Given problem:
Write out every entry precisely as given, leaving the pictures out.

Start of Listed records

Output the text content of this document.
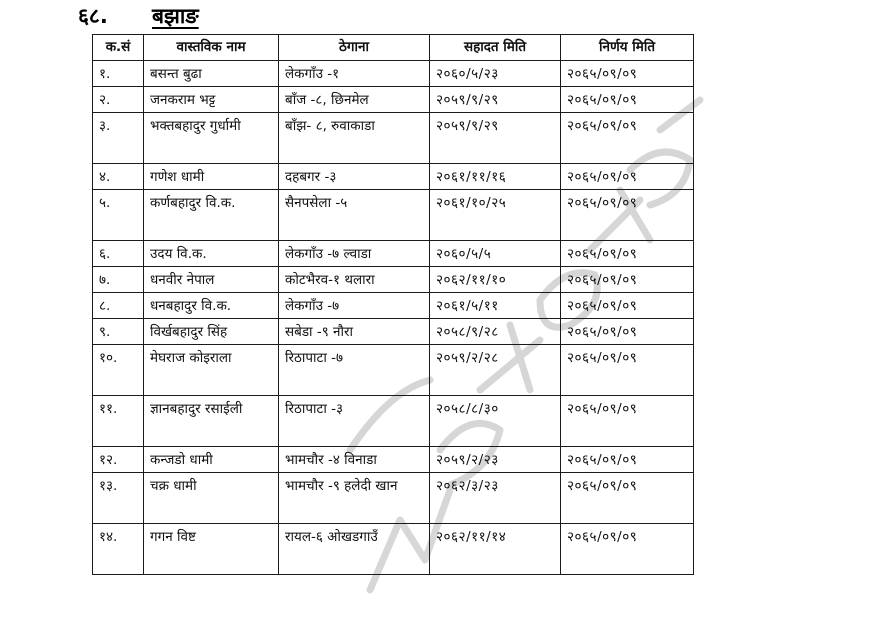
६८.	बझाङ
क.सं	वास्तविक नाम	ठेगाना	सहादत मिति	निर्णय मिति
१.	बसन्त बुढा	लेकगाँउ -१	२०६०/५/२३	२०६५/०९/०९
२.	जनकराम भट्ट	बाँज -८, छिनमेल	२०५९/९/२९	२०६५/०९/०९
३.	भक्तबहादुर गुर्धामी	बाँझ- ८, रुवाकाडा	२०५९/९/२९	२०६५/०९/०९
४.	गणेश धामी	दहबगर -३	२०६१/११/१६	२०६५/०९/०९
५.	कर्णबहादुर वि.क.	सैनपसेला -५	२०६१/१०/२५	२०६५/०९/०९
६.	उदय वि.क.	लेकगाँउ -७ ल्वाडा	२०६०/५/५	२०६५/०९/०९
७.	धनवीर नेपाल	कोटभैरव-१ थलारा	२०६२/११/१०	२०६५/०९/०९
८.	धनबहादुर वि.क.	लेकगाँउ -७	२०६१/५/११	२०६५/०९/०९
९.	विर्खबहादुर सिंह	सबेडा -९ नौरा	२०५८/९/२८	२०६५/०९/०९
१०.	मेघराज कोइराला	रिठापाटा -७	२०५९/२/२८	२०६५/०९/०९
११.	ज्ञानबहादुर रसाईली	रिठापाटा -३	२०५८/८/३०	२०६५/०९/०९
१२.	कन्जडो धामी	भामचौर -४ विनाडा	२०५९/२/२३	२०६५/०९/०९
१३.	चक्र धामी	भामचौर -९ हलेदी खान	२०६२/३/२३	२०६५/०९/०९
१४.	गगन विष्ट	रायल-६ ओखडगाउँ	२०६२/११/१४	२०६५/०९/०९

End of Listed records

Output of the task:
Output the text content of this document.
६८.	बझाङ
क.सं	वास्तविक नाम	ठेगाना	सहादत मिति	निर्णय मिति
१.	बसन्त बुढा	लेकगाँउ -१	२०६०/५/२३	२०६५/०९/०९
२.	जनकराम भट्ट	बाँज -८, छिनमेल	२०५९/९/२९	२०६५/०९/०९
३.	भक्तबहादुर गुर्धामी	बाँझ- ८, रुवाकाडा	२०५९/९/२९	२०६५/०९/०९
४.	गणेश धामी	दहबगर -३	२०६१/११/१६	२०६५/०९/०९
५.	कर्णबहादुर वि.क.	सैनपसेला -५	२०६१/१०/२५	२०६५/०९/०९
६.	उदय वि.क.	लेकगाँउ -७ ल्वाडा	२०६०/५/५	२०६५/०९/०९
७.	धनवीर नेपाल	कोटभैरव-१ थलारा	२०६२/११/१०	२०६५/०९/०९
८.	धनबहादुर वि.क.	लेकगाँउ -७	२०६१/५/११	२०६५/०९/०९
९.	विर्खबहादुर सिंह	सबेडा -९ नौरा	२०५८/९/२८	२०६५/०९/०९
१०.	मेघराज कोइराला	रिठापाटा -७	२०५९/२/२८	२०६५/०९/०९
११.	ज्ञानबहादुर रसाईली	रिठापाटा -३	२०५८/८/३०	२०६५/०९/०९
१२.	कन्जडो धामी	भामचौर -४ विनाडा	२०५९/२/२३	२०६५/०९/०९
१३.	चक्र धामी	भामचौर -९ हलेदी खान	२०६२/३/२३	२०६५/०९/०९
१४.	गगन विष्ट	रायल-६ ओखडगाउँ	२०६२/११/१४	२०६५/०९/०९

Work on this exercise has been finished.